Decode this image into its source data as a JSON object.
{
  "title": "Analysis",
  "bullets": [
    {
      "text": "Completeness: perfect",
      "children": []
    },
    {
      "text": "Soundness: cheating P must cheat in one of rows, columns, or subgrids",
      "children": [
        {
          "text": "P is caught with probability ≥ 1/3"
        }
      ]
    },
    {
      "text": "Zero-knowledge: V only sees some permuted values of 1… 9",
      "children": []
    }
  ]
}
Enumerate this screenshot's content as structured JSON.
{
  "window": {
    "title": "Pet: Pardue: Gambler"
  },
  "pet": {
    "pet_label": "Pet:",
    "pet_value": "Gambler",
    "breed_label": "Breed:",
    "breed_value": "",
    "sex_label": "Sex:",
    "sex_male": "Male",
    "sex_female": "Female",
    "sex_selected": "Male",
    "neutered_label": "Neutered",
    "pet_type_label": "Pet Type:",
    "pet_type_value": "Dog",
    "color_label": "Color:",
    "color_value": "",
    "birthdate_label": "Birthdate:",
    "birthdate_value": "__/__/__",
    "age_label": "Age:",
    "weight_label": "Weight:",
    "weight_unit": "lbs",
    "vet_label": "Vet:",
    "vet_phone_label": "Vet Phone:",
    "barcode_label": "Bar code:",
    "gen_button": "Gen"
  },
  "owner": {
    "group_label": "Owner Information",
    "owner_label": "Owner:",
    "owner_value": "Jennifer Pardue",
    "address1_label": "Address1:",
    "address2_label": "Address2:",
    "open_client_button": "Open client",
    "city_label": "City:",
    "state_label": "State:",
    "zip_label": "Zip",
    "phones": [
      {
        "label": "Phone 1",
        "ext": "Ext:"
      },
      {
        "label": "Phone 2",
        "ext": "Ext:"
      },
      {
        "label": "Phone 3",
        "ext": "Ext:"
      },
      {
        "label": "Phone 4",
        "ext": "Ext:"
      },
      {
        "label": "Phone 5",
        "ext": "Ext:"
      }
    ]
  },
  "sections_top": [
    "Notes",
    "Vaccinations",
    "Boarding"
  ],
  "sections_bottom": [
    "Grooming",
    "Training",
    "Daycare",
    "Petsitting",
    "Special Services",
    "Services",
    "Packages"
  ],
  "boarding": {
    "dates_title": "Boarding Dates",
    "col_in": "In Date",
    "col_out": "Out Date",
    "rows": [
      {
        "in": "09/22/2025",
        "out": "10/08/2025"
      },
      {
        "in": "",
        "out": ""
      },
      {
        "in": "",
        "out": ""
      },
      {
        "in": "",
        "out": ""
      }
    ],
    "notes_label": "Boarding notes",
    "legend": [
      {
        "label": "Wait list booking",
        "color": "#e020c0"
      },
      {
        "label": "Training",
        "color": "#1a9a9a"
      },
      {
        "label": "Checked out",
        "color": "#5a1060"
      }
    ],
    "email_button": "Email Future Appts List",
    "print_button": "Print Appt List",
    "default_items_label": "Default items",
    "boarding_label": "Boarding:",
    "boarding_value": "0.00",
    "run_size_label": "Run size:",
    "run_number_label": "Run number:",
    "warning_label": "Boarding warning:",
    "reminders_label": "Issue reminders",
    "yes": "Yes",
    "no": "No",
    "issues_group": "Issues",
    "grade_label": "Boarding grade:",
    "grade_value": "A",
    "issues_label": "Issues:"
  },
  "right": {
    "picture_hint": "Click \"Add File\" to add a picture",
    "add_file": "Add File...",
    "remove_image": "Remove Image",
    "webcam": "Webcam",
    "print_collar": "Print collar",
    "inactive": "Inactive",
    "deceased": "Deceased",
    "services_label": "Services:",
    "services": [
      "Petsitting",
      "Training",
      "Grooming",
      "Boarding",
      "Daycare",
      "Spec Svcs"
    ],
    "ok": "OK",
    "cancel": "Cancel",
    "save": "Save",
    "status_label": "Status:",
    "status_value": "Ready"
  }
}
++++++++++
◆ THE REQUEST
Give all the records again. Match them exactly.

◆ WRITTEN RESPONSE
Decode this image into its source data as a JSON object.
{
  "title": "Analysis",
  "bullets": [
    {
      "text": "Completeness: perfect",
      "children": []
    },
    {
      "text": "Soundness: cheating P must cheat in one of rows, columns, or subgrids",
      "children": [
        {
          "text": "P is caught with probability ≥ 1/3"
        }
      ]
    },
    {
      "text": "Zero-knowledge: V only sees some permuted values of 1… 9",
      "children": []
    }
  ]
}
Enumerate this screenshot's content as structured JSON.
{
  "window": {
    "title": "Pet: Pardue: Gambler"
  },
  "pet": {
    "pet_label": "Pet:",
    "pet_value": "Gambler",
    "breed_label": "Breed:",
    "breed_value": "",
    "sex_label": "Sex:",
    "sex_male": "Male",
    "sex_female": "Female",
    "sex_selected": "Male",
    "neutered_label": "Neutered",
    "pet_type_label": "Pet Type:",
    "pet_type_value": "Dog",
    "color_label": "Color:",
    "color_value": "",
    "birthdate_label": "Birthdate:",
    "birthdate_value": "__/__/__",
    "age_label": "Age:",
    "weight_label": "Weight:",
    "weight_unit": "lbs",
    "vet_label": "Vet:",
    "vet_phone_label": "Vet Phone:",
    "barcode_label": "Bar code:",
    "gen_button": "Gen"
  },
  "owner": {
    "group_label": "Owner Information",
    "owner_label": "Owner:",
    "owner_value": "Jennifer Pardue",
    "address1_label": "Address1:",
    "address2_label": "Address2:",
    "open_client_button": "Open client",
    "city_label": "City:",
    "state_label": "State:",
    "zip_label": "Zip",
    "phones": [
      {
        "label": "Phone 1",
        "ext": "Ext:"
      },
      {
        "label": "Phone 2",
        "ext": "Ext:"
      },
      {
        "label": "Phone 3",
        "ext": "Ext:"
      },
      {
        "label": "Phone 4",
        "ext": "Ext:"
      },
      {
        "label": "Phone 5",
        "ext": "Ext:"
      }
    ]
  },
  "sections_top": [
    "Notes",
    "Vaccinations",
    "Boarding"
  ],
  "sections_bottom": [
    "Grooming",
    "Training",
    "Daycare",
    "Petsitting",
    "Special Services",
    "Services",
    "Packages"
  ],
  "boarding": {
    "dates_title": "Boarding Dates",
    "col_in": "In Date",
    "col_out": "Out Date",
    "rows": [
      {
        "in": "09/22/2025",
        "out": "10/08/2025"
      },
      {
        "in": "",
        "out": ""
      },
      {
        "in": "",
        "out": ""
      },
      {
        "in": "",
        "out": ""
      }
    ],
    "notes_label": "Boarding notes",
    "legend": [
      {
        "label": "Wait list booking",
        "color": "#e020c0"
      },
      {
        "label": "Training",
        "color": "#1a9a9a"
      },
      {
        "label": "Checked out",
        "color": "#5a1060"
      }
    ],
    "email_button": "Email Future Appts List",
    "print_button": "Print Appt List",
    "default_items_label": "Default items",
    "boarding_label": "Boarding:",
    "boarding_value": "0.00",
    "run_size_label": "Run size:",
    "run_number_label": "Run number:",
    "warning_label": "Boarding warning:",
    "reminders_label": "Issue reminders",
    "yes": "Yes",
    "no": "No",
    "issues_group": "Issues",
    "grade_label": "Boarding grade:",
    "grade_value": "A",
    "issues_label": "Issues:"
  },
  "right": {
    "picture_hint": "Click \"Add File\" to add a picture",
    "add_file": "Add File...",
    "remove_image": "Remove Image",
    "webcam": "Webcam",
    "print_collar": "Print collar",
    "inactive": "Inactive",
    "deceased": "Deceased",
    "services_label": "Services:",
    "services": [
      "Petsitting",
      "Training",
      "Grooming",
      "Boarding",
      "Daycare",
      "Spec Svcs"
    ],
    "ok": "OK",
    "cancel": "Cancel",
    "save": "Save",
    "status_label": "Status:",
    "status_value": "Ready"
  }
}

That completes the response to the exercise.